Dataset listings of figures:

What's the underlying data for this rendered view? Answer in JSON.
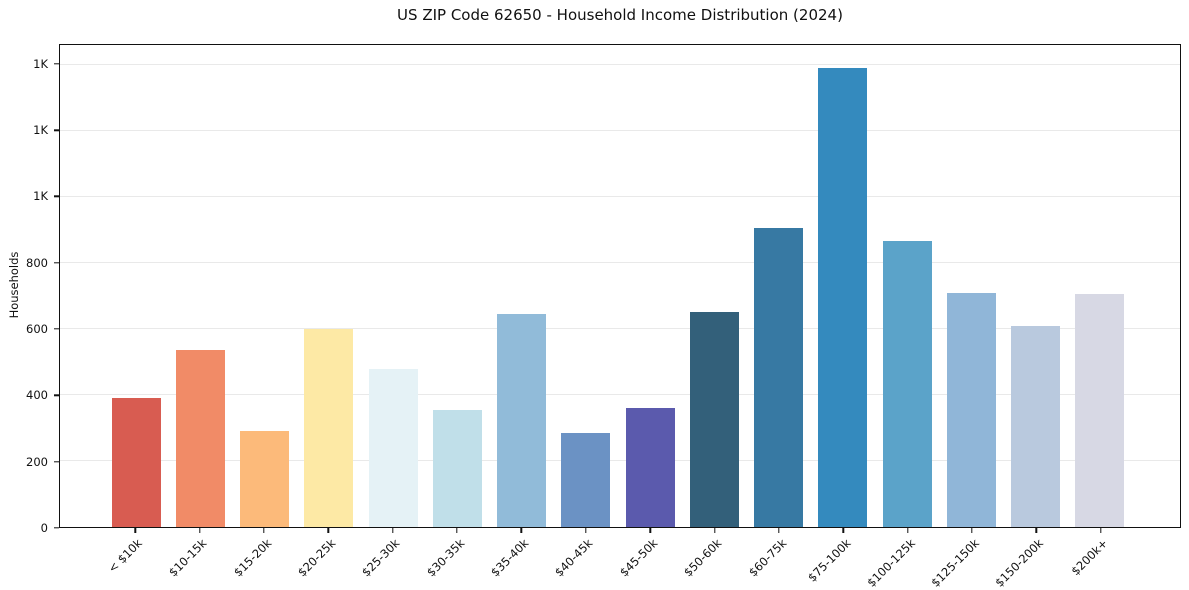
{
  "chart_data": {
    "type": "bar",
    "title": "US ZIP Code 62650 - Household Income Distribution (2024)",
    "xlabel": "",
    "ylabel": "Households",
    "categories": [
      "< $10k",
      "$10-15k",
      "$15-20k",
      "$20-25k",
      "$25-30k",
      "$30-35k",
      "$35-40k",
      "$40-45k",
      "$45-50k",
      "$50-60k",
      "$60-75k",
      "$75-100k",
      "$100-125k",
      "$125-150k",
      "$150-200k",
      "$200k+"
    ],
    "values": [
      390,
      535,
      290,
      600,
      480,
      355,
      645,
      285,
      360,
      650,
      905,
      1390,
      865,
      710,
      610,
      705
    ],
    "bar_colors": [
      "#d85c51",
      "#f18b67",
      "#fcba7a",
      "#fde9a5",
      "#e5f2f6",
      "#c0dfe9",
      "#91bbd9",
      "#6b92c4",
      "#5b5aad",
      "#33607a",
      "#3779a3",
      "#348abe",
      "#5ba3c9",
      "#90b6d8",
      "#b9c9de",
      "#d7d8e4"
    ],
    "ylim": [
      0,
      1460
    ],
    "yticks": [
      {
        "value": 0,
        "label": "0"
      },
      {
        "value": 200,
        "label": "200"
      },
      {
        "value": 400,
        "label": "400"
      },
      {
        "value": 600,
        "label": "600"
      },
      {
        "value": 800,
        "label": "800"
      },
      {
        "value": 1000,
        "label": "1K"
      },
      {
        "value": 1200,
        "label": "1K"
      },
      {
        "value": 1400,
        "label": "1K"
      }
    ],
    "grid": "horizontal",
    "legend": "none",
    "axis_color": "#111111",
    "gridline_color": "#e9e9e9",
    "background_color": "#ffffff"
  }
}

==

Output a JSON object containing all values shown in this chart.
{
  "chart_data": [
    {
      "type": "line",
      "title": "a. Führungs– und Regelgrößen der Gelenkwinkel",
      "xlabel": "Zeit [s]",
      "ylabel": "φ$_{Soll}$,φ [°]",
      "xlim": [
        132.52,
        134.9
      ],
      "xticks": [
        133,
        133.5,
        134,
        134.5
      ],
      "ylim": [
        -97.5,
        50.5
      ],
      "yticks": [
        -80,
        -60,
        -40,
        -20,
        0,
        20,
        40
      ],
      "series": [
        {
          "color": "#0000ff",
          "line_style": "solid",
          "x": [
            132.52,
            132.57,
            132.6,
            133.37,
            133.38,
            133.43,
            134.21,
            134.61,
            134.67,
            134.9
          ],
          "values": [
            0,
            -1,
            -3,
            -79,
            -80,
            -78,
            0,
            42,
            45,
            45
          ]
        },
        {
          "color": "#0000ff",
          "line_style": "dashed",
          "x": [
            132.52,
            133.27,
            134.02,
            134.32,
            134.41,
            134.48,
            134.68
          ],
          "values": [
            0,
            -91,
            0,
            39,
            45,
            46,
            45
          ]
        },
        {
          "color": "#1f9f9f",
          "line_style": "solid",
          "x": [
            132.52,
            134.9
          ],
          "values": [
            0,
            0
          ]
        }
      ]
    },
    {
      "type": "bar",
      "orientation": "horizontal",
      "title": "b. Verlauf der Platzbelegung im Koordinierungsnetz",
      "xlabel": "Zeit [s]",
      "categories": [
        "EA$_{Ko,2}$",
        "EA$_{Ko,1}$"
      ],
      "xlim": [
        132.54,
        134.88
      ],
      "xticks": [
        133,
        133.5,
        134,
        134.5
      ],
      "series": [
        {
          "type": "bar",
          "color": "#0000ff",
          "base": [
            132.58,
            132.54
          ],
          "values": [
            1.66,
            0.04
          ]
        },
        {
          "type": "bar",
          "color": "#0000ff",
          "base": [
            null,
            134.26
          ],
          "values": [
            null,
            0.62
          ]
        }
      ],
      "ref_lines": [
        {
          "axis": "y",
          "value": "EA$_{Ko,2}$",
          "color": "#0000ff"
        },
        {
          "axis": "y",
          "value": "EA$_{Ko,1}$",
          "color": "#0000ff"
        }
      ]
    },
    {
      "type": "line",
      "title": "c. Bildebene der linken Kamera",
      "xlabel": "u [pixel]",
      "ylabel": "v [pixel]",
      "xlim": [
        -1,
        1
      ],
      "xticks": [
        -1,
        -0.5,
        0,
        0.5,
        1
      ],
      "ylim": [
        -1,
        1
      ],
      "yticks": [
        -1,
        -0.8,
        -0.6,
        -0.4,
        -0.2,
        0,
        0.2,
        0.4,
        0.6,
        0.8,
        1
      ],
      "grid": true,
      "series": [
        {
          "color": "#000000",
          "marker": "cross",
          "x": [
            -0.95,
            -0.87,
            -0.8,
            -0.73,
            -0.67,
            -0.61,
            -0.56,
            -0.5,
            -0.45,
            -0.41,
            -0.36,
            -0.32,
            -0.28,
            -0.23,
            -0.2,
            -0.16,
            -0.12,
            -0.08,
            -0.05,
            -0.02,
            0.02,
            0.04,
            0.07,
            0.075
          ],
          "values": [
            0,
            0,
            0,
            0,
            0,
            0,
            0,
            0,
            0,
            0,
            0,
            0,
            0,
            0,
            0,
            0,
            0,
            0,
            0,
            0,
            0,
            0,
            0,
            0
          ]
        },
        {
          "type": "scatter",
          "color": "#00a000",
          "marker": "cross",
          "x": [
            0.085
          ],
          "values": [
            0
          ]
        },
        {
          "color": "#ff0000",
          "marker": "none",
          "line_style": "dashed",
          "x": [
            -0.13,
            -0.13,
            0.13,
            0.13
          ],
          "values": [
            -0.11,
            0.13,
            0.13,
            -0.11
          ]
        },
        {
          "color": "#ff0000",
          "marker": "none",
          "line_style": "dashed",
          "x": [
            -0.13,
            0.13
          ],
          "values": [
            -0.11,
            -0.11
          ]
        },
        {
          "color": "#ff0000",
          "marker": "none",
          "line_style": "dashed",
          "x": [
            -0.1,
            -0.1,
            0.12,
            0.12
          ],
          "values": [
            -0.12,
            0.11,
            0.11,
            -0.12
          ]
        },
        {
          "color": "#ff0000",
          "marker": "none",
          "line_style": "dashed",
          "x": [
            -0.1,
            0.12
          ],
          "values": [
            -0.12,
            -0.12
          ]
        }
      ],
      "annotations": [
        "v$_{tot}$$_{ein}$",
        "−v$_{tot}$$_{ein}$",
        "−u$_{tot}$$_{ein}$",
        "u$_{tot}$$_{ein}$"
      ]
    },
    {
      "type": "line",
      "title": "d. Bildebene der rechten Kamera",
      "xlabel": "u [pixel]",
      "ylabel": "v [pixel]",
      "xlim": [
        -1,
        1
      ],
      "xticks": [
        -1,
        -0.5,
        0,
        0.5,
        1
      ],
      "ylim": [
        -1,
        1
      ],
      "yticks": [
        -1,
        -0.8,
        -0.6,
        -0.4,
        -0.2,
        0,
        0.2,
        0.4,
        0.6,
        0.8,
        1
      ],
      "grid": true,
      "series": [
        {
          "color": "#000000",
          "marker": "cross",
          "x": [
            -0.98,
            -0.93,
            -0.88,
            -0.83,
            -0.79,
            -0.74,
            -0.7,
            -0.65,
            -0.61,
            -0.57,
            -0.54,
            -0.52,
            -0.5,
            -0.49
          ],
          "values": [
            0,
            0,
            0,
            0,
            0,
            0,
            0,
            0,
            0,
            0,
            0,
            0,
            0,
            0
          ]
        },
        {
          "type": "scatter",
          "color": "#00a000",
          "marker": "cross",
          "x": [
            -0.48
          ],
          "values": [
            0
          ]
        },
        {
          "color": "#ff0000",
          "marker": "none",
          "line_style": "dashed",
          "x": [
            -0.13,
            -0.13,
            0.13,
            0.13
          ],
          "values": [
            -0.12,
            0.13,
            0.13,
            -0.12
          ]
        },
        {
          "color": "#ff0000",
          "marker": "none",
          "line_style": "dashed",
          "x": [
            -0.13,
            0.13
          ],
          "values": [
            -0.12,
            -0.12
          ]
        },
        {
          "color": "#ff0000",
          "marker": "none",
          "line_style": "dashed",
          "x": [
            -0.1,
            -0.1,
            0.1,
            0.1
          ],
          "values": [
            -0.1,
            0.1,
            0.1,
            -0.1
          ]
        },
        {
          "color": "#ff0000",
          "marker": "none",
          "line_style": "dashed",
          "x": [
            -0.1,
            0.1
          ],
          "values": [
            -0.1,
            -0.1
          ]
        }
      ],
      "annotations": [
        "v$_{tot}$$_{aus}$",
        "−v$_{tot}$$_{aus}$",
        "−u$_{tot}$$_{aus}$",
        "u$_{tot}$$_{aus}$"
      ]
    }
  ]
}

### [Written task]
Find all lines holding the string "this" and copy them.

### [Written solution]
What's the underlying data for this rendered view? Answer in JSON.
Output a JSON object containing all values shown in this chart.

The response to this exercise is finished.